## STATED PROBLEM
Please transcribe the listing below in full and word for word, without its pictures.

===== THE INPUT =====

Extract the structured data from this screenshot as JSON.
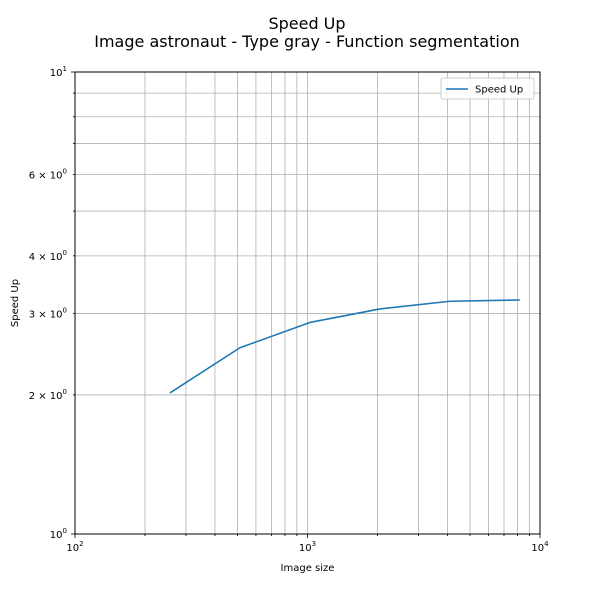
{
  "chart_data": {
    "type": "line",
    "title": "Speed Up",
    "subtitle": "Image astronaut - Type gray - Function segmentation",
    "xlabel": "Image size",
    "ylabel": "Speed Up",
    "xscale": "log",
    "yscale": "log",
    "xlim": [
      100,
      10000
    ],
    "ylim": [
      1,
      10
    ],
    "grid": "both-major-minor",
    "legend_position": "top-right",
    "x_major_ticks": [
      {
        "value": 100,
        "base": "10",
        "exp": "2"
      },
      {
        "value": 1000,
        "base": "10",
        "exp": "3"
      },
      {
        "value": 10000,
        "base": "10",
        "exp": "4"
      }
    ],
    "y_tick_labels": [
      {
        "value": 1,
        "base": "10",
        "exp": "0"
      },
      {
        "value": 2,
        "base": "2 × 10",
        "exp": "0"
      },
      {
        "value": 3,
        "base": "3 × 10",
        "exp": "0"
      },
      {
        "value": 4,
        "base": "4 × 10",
        "exp": "0"
      },
      {
        "value": 6,
        "base": "6 × 10",
        "exp": "0"
      },
      {
        "value": 10,
        "base": "10",
        "exp": "1"
      }
    ],
    "series": [
      {
        "name": "Speed Up",
        "color": "#1f77b4",
        "x": [
          256,
          512,
          1024,
          2048,
          4096,
          8192
        ],
        "y": [
          2.02,
          2.53,
          2.87,
          3.07,
          3.19,
          3.21
        ]
      }
    ]
  }
}
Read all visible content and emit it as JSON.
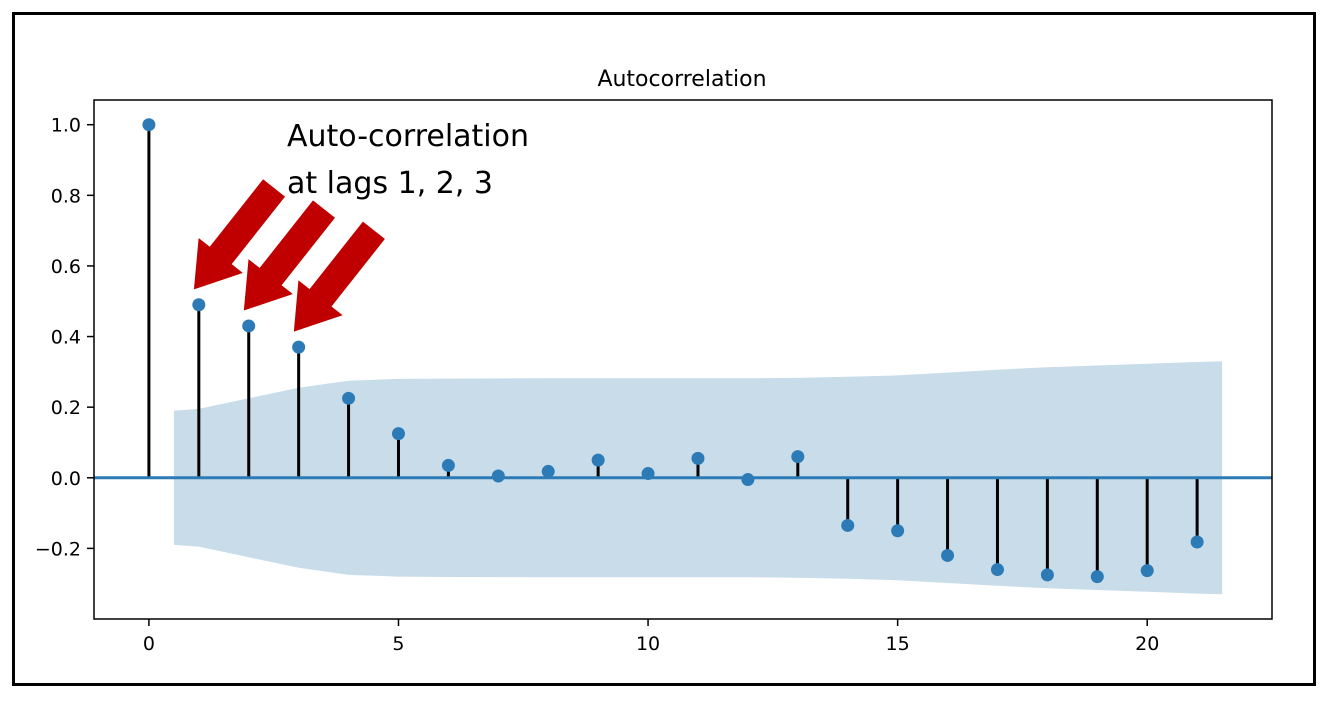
{
  "chart_data": {
    "type": "stem",
    "title": "Autocorrelation",
    "xlabel": "",
    "ylabel": "",
    "x_ticks": [
      "0",
      "5",
      "10",
      "15",
      "20"
    ],
    "y_ticks": [
      "1.0",
      "0.8",
      "0.6",
      "0.4",
      "0.2",
      "0.0",
      "−0.2"
    ],
    "xlim": [
      -1.1,
      22.5
    ],
    "ylim": [
      -0.4,
      1.07
    ],
    "lags": [
      0,
      1,
      2,
      3,
      4,
      5,
      6,
      7,
      8,
      9,
      10,
      11,
      12,
      13,
      14,
      15,
      16,
      17,
      18,
      19,
      20,
      21
    ],
    "values": [
      1.0,
      0.49,
      0.43,
      0.37,
      0.225,
      0.125,
      0.035,
      0.005,
      0.018,
      0.05,
      0.012,
      0.055,
      -0.005,
      0.06,
      -0.135,
      -0.15,
      -0.22,
      -0.26,
      -0.275,
      -0.28,
      -0.263,
      -0.182
    ],
    "confidence_interval": {
      "lags": [
        0.5,
        1,
        2,
        3,
        4,
        5,
        6,
        8,
        10,
        12,
        13,
        14,
        15,
        16,
        17,
        18,
        19,
        20,
        21,
        21.5
      ],
      "upper": [
        0.19,
        0.195,
        0.225,
        0.255,
        0.275,
        0.28,
        0.281,
        0.282,
        0.282,
        0.282,
        0.283,
        0.286,
        0.29,
        0.298,
        0.306,
        0.313,
        0.318,
        0.323,
        0.328,
        0.33
      ],
      "lower": [
        -0.19,
        -0.195,
        -0.225,
        -0.255,
        -0.275,
        -0.28,
        -0.281,
        -0.282,
        -0.282,
        -0.282,
        -0.283,
        -0.286,
        -0.29,
        -0.298,
        -0.306,
        -0.313,
        -0.318,
        -0.323,
        -0.328,
        -0.33
      ]
    },
    "grid": false,
    "colors": {
      "marker": "#2d7bb6",
      "stem": "#000000",
      "zero_line": "#2d7bb6",
      "confidence_band": "#c8dcea"
    },
    "annotation": {
      "lines": [
        "Auto-correlation",
        "at lags 1, 2, 3"
      ],
      "arrow_color": "#c00000",
      "arrow_targets": [
        1,
        2,
        3
      ]
    }
  }
}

=====

## OUTPUT
Extract the structured data from this screenshot as JSON.
{
  "chart_data": {
    "type": "line",
    "title": "Speed Up",
    "subtitle": "Image astronaut - Type gray - Function segmentation",
    "xlabel": "Image size",
    "ylabel": "Speed Up",
    "xscale": "log",
    "yscale": "log",
    "xlim": [
      100,
      10000
    ],
    "ylim": [
      1,
      10
    ],
    "grid": "both-major-minor",
    "legend_position": "top-right",
    "x_major_ticks": [
      {
        "value": 100,
        "base": "10",
        "exp": "2"
      },
      {
        "value": 1000,
        "base": "10",
        "exp": "3"
      },
      {
        "value": 10000,
        "base": "10",
        "exp": "4"
      }
    ],
    "y_tick_labels": [
      {
        "value": 1,
        "base": "10",
        "exp": "0"
      },
      {
        "value": 2,
        "base": "2 × 10",
        "exp": "0"
      },
      {
        "value": 3,
        "base": "3 × 10",
        "exp": "0"
      },
      {
        "value": 4,
        "base": "4 × 10",
        "exp": "0"
      },
      {
        "value": 6,
        "base": "6 × 10",
        "exp": "0"
      },
      {
        "value": 10,
        "base": "10",
        "exp": "1"
      }
    ],
    "series": [
      {
        "name": "Speed Up",
        "color": "#1f77b4",
        "x": [
          256,
          512,
          1024,
          2048,
          4096,
          8192
        ],
        "y": [
          2.02,
          2.53,
          2.87,
          3.07,
          3.19,
          3.21
        ]
      }
    ]
  }
}
Read all visible content and emit it as JSON.
{
  "chart_data": {
    "type": "stem",
    "title": "Autocorrelation",
    "xlabel": "",
    "ylabel": "",
    "x_ticks": [
      "0",
      "5",
      "10",
      "15",
      "20"
    ],
    "y_ticks": [
      "1.0",
      "0.8",
      "0.6",
      "0.4",
      "0.2",
      "0.0",
      "−0.2"
    ],
    "xlim": [
      -1.1,
      22.5
    ],
    "ylim": [
      -0.4,
      1.07
    ],
    "lags": [
      0,
      1,
      2,
      3,
      4,
      5,
      6,
      7,
      8,
      9,
      10,
      11,
      12,
      13,
      14,
      15,
      16,
      17,
      18,
      19,
      20,
      21
    ],
    "values": [
      1.0,
      0.49,
      0.43,
      0.37,
      0.225,
      0.125,
      0.035,
      0.005,
      0.018,
      0.05,
      0.012,
      0.055,
      -0.005,
      0.06,
      -0.135,
      -0.15,
      -0.22,
      -0.26,
      -0.275,
      -0.28,
      -0.263,
      -0.182
    ],
    "confidence_interval": {
      "lags": [
        0.5,
        1,
        2,
        3,
        4,
        5,
        6,
        8,
        10,
        12,
        13,
        14,
        15,
        16,
        17,
        18,
        19,
        20,
        21,
        21.5
      ],
      "upper": [
        0.19,
        0.195,
        0.225,
        0.255,
        0.275,
        0.28,
        0.281,
        0.282,
        0.282,
        0.282,
        0.283,
        0.286,
        0.29,
        0.298,
        0.306,
        0.313,
        0.318,
        0.323,
        0.328,
        0.33
      ],
      "lower": [
        -0.19,
        -0.195,
        -0.225,
        -0.255,
        -0.275,
        -0.28,
        -0.281,
        -0.282,
        -0.282,
        -0.282,
        -0.283,
        -0.286,
        -0.29,
        -0.298,
        -0.306,
        -0.313,
        -0.318,
        -0.323,
        -0.328,
        -0.33
      ]
    },
    "grid": false,
    "colors": {
      "marker": "#2d7bb6",
      "stem": "#000000",
      "zero_line": "#2d7bb6",
      "confidence_band": "#c8dcea"
    },
    "annotation": {
      "lines": [
        "Auto-correlation",
        "at lags 1, 2, 3"
      ],
      "arrow_color": "#c00000",
      "arrow_targets": [
        1,
        2,
        3
      ]
    }
  }
}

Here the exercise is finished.